** START Data section **

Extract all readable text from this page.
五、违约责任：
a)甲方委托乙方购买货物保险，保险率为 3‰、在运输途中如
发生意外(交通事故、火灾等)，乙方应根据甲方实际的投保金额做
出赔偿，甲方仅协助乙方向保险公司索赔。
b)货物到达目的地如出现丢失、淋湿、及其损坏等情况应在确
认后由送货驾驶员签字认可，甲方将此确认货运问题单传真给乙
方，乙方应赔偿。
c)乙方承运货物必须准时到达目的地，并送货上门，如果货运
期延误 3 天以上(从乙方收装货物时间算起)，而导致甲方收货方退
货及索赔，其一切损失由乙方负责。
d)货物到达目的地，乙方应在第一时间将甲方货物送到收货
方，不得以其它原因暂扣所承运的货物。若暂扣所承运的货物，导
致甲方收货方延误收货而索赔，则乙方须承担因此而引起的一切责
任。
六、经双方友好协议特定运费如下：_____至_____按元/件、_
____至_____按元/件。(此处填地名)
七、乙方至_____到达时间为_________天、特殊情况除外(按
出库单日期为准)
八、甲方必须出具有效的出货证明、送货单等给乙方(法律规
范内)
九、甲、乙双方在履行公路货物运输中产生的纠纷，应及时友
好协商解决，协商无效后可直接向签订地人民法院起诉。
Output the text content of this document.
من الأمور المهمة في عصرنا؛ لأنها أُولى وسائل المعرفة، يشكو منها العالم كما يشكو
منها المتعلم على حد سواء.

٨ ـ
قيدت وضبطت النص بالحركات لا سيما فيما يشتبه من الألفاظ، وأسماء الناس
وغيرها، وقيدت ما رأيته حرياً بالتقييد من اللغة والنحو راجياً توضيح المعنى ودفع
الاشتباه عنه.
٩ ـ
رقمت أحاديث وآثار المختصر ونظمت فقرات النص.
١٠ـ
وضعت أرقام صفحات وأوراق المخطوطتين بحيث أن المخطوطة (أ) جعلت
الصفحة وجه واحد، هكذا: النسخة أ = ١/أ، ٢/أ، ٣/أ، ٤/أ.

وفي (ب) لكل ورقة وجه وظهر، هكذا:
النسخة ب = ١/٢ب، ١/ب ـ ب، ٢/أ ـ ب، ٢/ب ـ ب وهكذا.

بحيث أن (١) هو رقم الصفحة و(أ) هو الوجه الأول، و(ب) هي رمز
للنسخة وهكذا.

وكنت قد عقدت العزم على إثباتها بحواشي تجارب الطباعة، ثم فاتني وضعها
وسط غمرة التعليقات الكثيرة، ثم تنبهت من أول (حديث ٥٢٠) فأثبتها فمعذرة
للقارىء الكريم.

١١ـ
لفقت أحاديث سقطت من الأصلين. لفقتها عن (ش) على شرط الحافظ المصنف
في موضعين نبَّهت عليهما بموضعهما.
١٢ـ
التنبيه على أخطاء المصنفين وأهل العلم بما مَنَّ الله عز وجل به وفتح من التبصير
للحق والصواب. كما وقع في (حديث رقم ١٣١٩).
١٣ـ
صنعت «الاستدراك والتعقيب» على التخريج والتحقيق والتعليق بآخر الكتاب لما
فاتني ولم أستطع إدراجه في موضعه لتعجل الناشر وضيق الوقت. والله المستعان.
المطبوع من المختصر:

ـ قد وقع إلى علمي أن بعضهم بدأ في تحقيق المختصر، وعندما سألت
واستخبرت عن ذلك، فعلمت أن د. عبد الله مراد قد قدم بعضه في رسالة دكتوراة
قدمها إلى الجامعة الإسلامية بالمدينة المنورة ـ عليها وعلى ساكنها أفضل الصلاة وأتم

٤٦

** END Data section **

> Required work
Return all the data exactly as given.

> Task result
Extract all readable text from this page.
五、违约责任：
a)甲方委托乙方购买货物保险，保险率为 3‰、在运输途中如
发生意外(交通事故、火灾等)，乙方应根据甲方实际的投保金额做
出赔偿，甲方仅协助乙方向保险公司索赔。
b)货物到达目的地如出现丢失、淋湿、及其损坏等情况应在确
认后由送货驾驶员签字认可，甲方将此确认货运问题单传真给乙
方，乙方应赔偿。
c)乙方承运货物必须准时到达目的地，并送货上门，如果货运
期延误 3 天以上(从乙方收装货物时间算起)，而导致甲方收货方退
货及索赔，其一切损失由乙方负责。
d)货物到达目的地，乙方应在第一时间将甲方货物送到收货
方，不得以其它原因暂扣所承运的货物。若暂扣所承运的货物，导
致甲方收货方延误收货而索赔，则乙方须承担因此而引起的一切责
任。
六、经双方友好协议特定运费如下：_____至_____按元/件、_
____至_____按元/件。(此处填地名)
七、乙方至_____到达时间为_________天、特殊情况除外(按
出库单日期为准)
八、甲方必须出具有效的出货证明、送货单等给乙方(法律规
范内)
九、甲、乙双方在履行公路货物运输中产生的纠纷，应及时友
好协商解决，协商无效后可直接向签订地人民法院起诉。
Output the text content of this document.
من الأمور المهمة في عصرنا؛ لأنها أُولى وسائل المعرفة، يشكو منها العالم كما يشكو
منها المتعلم على حد سواء.

٨ ـ
قيدت وضبطت النص بالحركات لا سيما فيما يشتبه من الألفاظ، وأسماء الناس
وغيرها، وقيدت ما رأيته حرياً بالتقييد من اللغة والنحو راجياً توضيح المعنى ودفع
الاشتباه عنه.
٩ ـ
رقمت أحاديث وآثار المختصر ونظمت فقرات النص.
١٠ـ
وضعت أرقام صفحات وأوراق المخطوطتين بحيث أن المخطوطة (أ) جعلت
الصفحة وجه واحد، هكذا: النسخة أ = ١/أ، ٢/أ، ٣/أ، ٤/أ.

وفي (ب) لكل ورقة وجه وظهر، هكذا:
النسخة ب = ١/٢ب، ١/ب ـ ب، ٢/أ ـ ب، ٢/ب ـ ب وهكذا.

بحيث أن (١) هو رقم الصفحة و(أ) هو الوجه الأول، و(ب) هي رمز
للنسخة وهكذا.

وكنت قد عقدت العزم على إثباتها بحواشي تجارب الطباعة، ثم فاتني وضعها
وسط غمرة التعليقات الكثيرة، ثم تنبهت من أول (حديث ٥٢٠) فأثبتها فمعذرة
للقارىء الكريم.

١١ـ
لفقت أحاديث سقطت من الأصلين. لفقتها عن (ش) على شرط الحافظ المصنف
في موضعين نبَّهت عليهما بموضعهما.
١٢ـ
التنبيه على أخطاء المصنفين وأهل العلم بما مَنَّ الله عز وجل به وفتح من التبصير
للحق والصواب. كما وقع في (حديث رقم ١٣١٩).
١٣ـ
صنعت «الاستدراك والتعقيب» على التخريج والتحقيق والتعليق بآخر الكتاب لما
فاتني ولم أستطع إدراجه في موضعه لتعجل الناشر وضيق الوقت. والله المستعان.
المطبوع من المختصر:

ـ قد وقع إلى علمي أن بعضهم بدأ في تحقيق المختصر، وعندما سألت
واستخبرت عن ذلك، فعلمت أن د. عبد الله مراد قد قدم بعضه في رسالة دكتوراة
قدمها إلى الجامعة الإسلامية بالمدينة المنورة ـ عليها وعلى ساكنها أفضل الصلاة وأتم

٤٦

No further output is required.